**PROBLEM DETAILS**
Reproduce the entries in full, with no changes.

===== RECORDS FOR THIS EXERCISE =====

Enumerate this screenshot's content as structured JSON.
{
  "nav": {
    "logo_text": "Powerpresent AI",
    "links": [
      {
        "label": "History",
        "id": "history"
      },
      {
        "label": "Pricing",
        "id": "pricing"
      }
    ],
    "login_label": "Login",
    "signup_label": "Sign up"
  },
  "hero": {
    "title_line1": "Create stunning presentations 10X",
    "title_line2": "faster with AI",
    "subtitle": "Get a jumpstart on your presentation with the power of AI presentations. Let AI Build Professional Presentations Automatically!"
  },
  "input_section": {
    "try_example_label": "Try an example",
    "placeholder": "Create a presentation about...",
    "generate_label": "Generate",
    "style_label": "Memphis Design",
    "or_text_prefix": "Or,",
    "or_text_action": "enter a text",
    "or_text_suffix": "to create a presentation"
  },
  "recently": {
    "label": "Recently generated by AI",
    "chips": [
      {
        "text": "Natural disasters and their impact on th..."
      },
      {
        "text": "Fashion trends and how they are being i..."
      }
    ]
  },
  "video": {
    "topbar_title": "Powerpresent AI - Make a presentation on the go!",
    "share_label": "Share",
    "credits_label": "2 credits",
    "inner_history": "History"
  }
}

=====

**FULL SOLUTION**
Enumerate this screenshot's content as structured JSON.
{
  "nav": {
    "logo_text": "Powerpresent AI",
    "links": [
      {
        "label": "History",
        "id": "history"
      },
      {
        "label": "Pricing",
        "id": "pricing"
      }
    ],
    "login_label": "Login",
    "signup_label": "Sign up"
  },
  "hero": {
    "title_line1": "Create stunning presentations 10X",
    "title_line2": "faster with AI",
    "subtitle": "Get a jumpstart on your presentation with the power of AI presentations. Let AI Build Professional Presentations Automatically!"
  },
  "input_section": {
    "try_example_label": "Try an example",
    "placeholder": "Create a presentation about...",
    "generate_label": "Generate",
    "style_label": "Memphis Design",
    "or_text_prefix": "Or,",
    "or_text_action": "enter a text",
    "or_text_suffix": "to create a presentation"
  },
  "recently": {
    "label": "Recently generated by AI",
    "chips": [
      {
        "text": "Natural disasters and their impact on th..."
      },
      {
        "text": "Fashion trends and how they are being i..."
      }
    ]
  },
  "video": {
    "topbar_title": "Powerpresent AI - Make a presentation on the go!",
    "share_label": "Share",
    "credits_label": "2 credits",
    "inner_history": "History"
  }
}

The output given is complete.